— START OF ENTRIES SHOWN —
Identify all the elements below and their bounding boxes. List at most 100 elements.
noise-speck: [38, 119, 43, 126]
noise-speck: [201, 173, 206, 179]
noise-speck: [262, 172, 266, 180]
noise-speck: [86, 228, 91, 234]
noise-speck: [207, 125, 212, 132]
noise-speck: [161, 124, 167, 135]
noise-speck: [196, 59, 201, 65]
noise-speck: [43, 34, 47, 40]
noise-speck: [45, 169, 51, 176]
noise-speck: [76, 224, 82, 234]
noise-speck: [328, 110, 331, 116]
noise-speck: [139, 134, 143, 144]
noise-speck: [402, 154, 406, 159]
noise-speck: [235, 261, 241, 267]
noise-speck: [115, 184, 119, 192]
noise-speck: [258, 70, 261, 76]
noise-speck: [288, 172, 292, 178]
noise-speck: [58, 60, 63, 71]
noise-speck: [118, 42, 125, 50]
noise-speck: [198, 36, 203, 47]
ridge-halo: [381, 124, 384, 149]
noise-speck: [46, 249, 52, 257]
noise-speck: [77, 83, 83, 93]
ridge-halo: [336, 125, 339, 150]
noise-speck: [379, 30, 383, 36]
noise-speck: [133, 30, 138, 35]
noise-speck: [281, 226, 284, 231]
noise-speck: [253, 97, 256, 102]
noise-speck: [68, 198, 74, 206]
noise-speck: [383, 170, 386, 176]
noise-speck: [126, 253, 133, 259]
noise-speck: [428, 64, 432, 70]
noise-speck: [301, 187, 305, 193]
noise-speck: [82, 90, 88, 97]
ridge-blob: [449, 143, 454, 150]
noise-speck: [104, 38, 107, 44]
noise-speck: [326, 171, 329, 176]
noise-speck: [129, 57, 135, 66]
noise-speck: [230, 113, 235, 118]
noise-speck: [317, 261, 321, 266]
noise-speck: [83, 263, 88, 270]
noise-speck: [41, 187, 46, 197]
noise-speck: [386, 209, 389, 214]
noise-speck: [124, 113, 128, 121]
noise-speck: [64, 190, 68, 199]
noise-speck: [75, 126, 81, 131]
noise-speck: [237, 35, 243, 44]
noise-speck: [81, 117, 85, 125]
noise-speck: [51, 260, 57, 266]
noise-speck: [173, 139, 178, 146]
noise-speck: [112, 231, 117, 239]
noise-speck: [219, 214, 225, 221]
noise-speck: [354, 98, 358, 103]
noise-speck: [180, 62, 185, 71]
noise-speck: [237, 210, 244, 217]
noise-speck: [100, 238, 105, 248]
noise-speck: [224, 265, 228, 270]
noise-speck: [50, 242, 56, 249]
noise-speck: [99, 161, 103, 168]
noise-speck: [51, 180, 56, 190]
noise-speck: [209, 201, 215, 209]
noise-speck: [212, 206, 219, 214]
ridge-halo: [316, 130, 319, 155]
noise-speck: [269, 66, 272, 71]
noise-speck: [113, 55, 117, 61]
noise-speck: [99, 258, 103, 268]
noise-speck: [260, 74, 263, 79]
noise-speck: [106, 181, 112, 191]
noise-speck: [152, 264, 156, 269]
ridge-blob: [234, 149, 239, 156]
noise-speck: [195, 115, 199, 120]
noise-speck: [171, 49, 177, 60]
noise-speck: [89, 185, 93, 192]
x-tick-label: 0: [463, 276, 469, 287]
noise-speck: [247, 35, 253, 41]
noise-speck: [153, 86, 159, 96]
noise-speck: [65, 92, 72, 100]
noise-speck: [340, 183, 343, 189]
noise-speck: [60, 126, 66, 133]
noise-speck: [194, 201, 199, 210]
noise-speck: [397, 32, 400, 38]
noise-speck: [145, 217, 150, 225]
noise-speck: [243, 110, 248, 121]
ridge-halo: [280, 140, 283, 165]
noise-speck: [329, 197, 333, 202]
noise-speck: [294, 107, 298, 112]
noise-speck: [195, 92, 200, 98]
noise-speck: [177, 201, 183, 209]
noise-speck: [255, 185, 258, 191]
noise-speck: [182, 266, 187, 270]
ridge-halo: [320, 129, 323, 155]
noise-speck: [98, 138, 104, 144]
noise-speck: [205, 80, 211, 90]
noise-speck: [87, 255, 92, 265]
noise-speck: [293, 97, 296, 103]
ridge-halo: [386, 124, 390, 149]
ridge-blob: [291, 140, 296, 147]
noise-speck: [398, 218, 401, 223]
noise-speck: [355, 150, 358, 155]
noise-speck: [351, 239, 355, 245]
— END OF ENTRIES SHOWN —
### PROBLEM
Edit the data above by changing "ridge-halo" to "ridge-ring" wherever it appears, leaving everything else the same.

### SOLUTION FOR THIS PROBLEM
Identify all the elements below and their bounding boxes. List at most 100 elements.
noise-speck: [38, 119, 43, 126]
noise-speck: [201, 173, 206, 179]
noise-speck: [262, 172, 266, 180]
noise-speck: [86, 228, 91, 234]
noise-speck: [207, 125, 212, 132]
noise-speck: [161, 124, 167, 135]
noise-speck: [196, 59, 201, 65]
noise-speck: [43, 34, 47, 40]
noise-speck: [45, 169, 51, 176]
noise-speck: [76, 224, 82, 234]
noise-speck: [328, 110, 331, 116]
noise-speck: [139, 134, 143, 144]
noise-speck: [402, 154, 406, 159]
noise-speck: [235, 261, 241, 267]
noise-speck: [115, 184, 119, 192]
noise-speck: [258, 70, 261, 76]
noise-speck: [288, 172, 292, 178]
noise-speck: [58, 60, 63, 71]
noise-speck: [118, 42, 125, 50]
noise-speck: [198, 36, 203, 47]
ridge-ring: [381, 124, 384, 149]
noise-speck: [46, 249, 52, 257]
noise-speck: [77, 83, 83, 93]
ridge-ring: [336, 125, 339, 150]
noise-speck: [379, 30, 383, 36]
noise-speck: [133, 30, 138, 35]
noise-speck: [281, 226, 284, 231]
noise-speck: [253, 97, 256, 102]
noise-speck: [68, 198, 74, 206]
noise-speck: [383, 170, 386, 176]
noise-speck: [126, 253, 133, 259]
noise-speck: [428, 64, 432, 70]
noise-speck: [301, 187, 305, 193]
noise-speck: [82, 90, 88, 97]
ridge-blob: [449, 143, 454, 150]
noise-speck: [104, 38, 107, 44]
noise-speck: [326, 171, 329, 176]
noise-speck: [129, 57, 135, 66]
noise-speck: [230, 113, 235, 118]
noise-speck: [317, 261, 321, 266]
noise-speck: [83, 263, 88, 270]
noise-speck: [41, 187, 46, 197]
noise-speck: [386, 209, 389, 214]
noise-speck: [124, 113, 128, 121]
noise-speck: [64, 190, 68, 199]
noise-speck: [75, 126, 81, 131]
noise-speck: [237, 35, 243, 44]
noise-speck: [81, 117, 85, 125]
noise-speck: [51, 260, 57, 266]
noise-speck: [173, 139, 178, 146]
noise-speck: [112, 231, 117, 239]
noise-speck: [219, 214, 225, 221]
noise-speck: [354, 98, 358, 103]
noise-speck: [180, 62, 185, 71]
noise-speck: [237, 210, 244, 217]
noise-speck: [100, 238, 105, 248]
noise-speck: [224, 265, 228, 270]
noise-speck: [50, 242, 56, 249]
noise-speck: [99, 161, 103, 168]
noise-speck: [51, 180, 56, 190]
noise-speck: [209, 201, 215, 209]
noise-speck: [212, 206, 219, 214]
ridge-ring: [316, 130, 319, 155]
noise-speck: [269, 66, 272, 71]
noise-speck: [113, 55, 117, 61]
noise-speck: [99, 258, 103, 268]
noise-speck: [260, 74, 263, 79]
noise-speck: [106, 181, 112, 191]
noise-speck: [152, 264, 156, 269]
ridge-blob: [234, 149, 239, 156]
noise-speck: [195, 115, 199, 120]
noise-speck: [171, 49, 177, 60]
noise-speck: [89, 185, 93, 192]
x-tick-label: 0: [463, 276, 469, 287]
noise-speck: [247, 35, 253, 41]
noise-speck: [153, 86, 159, 96]
noise-speck: [65, 92, 72, 100]
noise-speck: [340, 183, 343, 189]
noise-speck: [60, 126, 66, 133]
noise-speck: [194, 201, 199, 210]
noise-speck: [397, 32, 400, 38]
noise-speck: [145, 217, 150, 225]
noise-speck: [243, 110, 248, 121]
ridge-ring: [280, 140, 283, 165]
noise-speck: [329, 197, 333, 202]
noise-speck: [294, 107, 298, 112]
noise-speck: [195, 92, 200, 98]
noise-speck: [177, 201, 183, 209]
noise-speck: [255, 185, 258, 191]
noise-speck: [182, 266, 187, 270]
ridge-ring: [320, 129, 323, 155]
noise-speck: [98, 138, 104, 144]
noise-speck: [205, 80, 211, 90]
noise-speck: [87, 255, 92, 265]
noise-speck: [293, 97, 296, 103]
ridge-ring: [386, 124, 390, 149]
ridge-blob: [291, 140, 296, 147]
noise-speck: [398, 218, 401, 223]
noise-speck: [355, 150, 358, 155]
noise-speck: [351, 239, 355, 245]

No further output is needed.